▸ Work to complete:
Identify each line in the records below that contains the word "Message", and copy it.

▸ Records provided:

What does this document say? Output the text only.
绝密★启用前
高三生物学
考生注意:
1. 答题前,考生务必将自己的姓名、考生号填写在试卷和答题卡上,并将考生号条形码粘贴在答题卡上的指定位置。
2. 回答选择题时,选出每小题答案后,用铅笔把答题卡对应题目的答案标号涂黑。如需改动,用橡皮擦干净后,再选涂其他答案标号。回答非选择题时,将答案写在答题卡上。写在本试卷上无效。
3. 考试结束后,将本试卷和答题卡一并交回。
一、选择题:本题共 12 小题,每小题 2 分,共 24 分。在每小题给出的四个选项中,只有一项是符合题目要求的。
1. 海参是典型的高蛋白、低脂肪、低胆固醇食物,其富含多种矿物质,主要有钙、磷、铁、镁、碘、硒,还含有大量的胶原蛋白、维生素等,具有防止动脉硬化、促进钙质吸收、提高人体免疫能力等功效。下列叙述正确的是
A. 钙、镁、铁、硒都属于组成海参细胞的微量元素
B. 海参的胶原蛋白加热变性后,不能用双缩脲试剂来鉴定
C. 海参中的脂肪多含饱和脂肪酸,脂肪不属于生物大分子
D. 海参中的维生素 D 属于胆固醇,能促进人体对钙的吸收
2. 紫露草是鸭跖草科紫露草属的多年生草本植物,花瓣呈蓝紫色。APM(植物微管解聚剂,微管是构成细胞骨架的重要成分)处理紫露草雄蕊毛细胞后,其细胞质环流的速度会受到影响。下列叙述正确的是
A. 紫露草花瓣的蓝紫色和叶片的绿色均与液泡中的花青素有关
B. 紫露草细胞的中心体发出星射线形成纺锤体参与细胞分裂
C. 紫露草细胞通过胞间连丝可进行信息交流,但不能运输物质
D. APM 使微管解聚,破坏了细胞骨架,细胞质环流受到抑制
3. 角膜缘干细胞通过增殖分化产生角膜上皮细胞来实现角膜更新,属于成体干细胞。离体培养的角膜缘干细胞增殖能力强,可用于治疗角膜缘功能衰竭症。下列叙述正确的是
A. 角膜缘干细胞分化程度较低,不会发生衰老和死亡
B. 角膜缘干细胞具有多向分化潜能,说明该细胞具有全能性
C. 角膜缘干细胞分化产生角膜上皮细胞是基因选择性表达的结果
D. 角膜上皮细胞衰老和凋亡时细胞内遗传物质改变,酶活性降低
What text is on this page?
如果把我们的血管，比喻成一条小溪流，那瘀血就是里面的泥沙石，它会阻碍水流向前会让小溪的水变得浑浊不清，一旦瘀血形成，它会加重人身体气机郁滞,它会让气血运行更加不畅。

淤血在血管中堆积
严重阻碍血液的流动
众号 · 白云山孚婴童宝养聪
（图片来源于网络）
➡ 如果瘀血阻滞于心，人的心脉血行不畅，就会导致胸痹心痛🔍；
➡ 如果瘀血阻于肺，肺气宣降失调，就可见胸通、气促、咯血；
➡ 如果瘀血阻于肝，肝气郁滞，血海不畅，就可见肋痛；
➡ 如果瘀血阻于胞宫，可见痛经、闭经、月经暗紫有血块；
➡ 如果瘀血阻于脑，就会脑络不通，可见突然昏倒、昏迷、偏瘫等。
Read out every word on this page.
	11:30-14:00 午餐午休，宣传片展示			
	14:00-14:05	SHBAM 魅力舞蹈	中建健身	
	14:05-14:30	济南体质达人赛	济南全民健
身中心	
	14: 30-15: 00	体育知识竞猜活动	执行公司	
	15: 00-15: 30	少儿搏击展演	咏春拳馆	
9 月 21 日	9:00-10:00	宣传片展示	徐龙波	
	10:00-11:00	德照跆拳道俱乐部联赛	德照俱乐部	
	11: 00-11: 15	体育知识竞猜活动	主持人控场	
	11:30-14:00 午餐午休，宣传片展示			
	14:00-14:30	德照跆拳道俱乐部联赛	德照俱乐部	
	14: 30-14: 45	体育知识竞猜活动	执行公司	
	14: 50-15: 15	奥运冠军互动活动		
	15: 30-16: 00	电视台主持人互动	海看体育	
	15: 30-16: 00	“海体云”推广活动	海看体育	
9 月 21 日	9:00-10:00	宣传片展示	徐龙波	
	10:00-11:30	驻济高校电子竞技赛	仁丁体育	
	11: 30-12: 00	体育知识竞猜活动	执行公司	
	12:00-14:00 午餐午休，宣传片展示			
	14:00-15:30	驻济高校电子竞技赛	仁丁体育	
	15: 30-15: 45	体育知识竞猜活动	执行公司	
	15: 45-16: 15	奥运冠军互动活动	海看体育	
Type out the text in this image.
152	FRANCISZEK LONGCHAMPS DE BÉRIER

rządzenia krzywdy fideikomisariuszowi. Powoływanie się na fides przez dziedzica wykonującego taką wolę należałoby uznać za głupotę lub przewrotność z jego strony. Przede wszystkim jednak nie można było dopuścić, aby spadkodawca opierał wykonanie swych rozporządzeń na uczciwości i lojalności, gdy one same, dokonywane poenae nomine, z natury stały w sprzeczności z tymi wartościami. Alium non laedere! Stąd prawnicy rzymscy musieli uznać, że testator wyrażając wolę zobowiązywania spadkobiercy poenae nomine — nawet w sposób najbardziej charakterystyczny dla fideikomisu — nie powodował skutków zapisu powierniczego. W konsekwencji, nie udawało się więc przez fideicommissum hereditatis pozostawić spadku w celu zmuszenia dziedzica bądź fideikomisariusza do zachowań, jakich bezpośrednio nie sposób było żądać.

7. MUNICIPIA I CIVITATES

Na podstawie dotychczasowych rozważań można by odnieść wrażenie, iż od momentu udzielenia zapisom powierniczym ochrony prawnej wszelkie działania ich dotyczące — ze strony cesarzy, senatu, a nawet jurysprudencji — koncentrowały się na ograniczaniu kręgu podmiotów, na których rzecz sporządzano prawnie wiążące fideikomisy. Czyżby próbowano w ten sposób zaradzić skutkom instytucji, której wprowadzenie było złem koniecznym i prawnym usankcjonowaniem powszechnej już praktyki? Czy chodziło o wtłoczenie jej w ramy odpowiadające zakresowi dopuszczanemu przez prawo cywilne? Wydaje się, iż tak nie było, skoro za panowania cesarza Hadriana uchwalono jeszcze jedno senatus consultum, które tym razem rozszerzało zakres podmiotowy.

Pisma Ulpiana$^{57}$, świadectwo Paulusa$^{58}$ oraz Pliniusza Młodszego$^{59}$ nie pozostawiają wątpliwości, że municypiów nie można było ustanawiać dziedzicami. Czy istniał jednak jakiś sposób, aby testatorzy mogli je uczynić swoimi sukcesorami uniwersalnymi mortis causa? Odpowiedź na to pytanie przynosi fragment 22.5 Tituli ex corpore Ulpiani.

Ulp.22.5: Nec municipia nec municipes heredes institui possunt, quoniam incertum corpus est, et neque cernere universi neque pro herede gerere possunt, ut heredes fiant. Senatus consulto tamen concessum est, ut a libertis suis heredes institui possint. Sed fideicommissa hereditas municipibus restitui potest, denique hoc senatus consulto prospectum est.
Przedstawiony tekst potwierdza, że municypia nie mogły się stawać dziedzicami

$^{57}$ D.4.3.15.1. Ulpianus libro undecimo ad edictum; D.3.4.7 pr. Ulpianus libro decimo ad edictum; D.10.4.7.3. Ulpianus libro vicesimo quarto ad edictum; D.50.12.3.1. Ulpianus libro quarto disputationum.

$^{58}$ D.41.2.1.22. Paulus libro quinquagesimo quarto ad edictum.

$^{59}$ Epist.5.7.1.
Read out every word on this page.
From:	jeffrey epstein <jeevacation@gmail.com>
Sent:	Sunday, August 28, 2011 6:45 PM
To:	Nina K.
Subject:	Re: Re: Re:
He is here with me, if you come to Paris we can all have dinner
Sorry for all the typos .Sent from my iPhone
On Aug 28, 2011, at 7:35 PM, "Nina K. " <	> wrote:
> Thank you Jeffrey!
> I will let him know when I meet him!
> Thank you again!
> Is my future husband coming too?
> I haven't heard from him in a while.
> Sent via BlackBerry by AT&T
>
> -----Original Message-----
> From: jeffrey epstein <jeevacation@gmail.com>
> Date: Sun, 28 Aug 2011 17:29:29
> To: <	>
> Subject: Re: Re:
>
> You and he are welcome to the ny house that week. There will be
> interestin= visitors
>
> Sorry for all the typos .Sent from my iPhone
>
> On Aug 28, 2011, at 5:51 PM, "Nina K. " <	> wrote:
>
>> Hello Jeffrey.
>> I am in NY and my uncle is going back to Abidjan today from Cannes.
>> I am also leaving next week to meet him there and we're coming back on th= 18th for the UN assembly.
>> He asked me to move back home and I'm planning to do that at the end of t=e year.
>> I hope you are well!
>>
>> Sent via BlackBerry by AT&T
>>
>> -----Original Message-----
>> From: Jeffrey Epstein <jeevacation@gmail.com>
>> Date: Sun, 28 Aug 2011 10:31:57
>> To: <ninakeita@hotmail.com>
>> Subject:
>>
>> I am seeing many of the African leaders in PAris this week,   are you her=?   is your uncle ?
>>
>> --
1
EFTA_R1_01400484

▸ Exercise result:
> -----Original Message-----
>> -----Original Message-----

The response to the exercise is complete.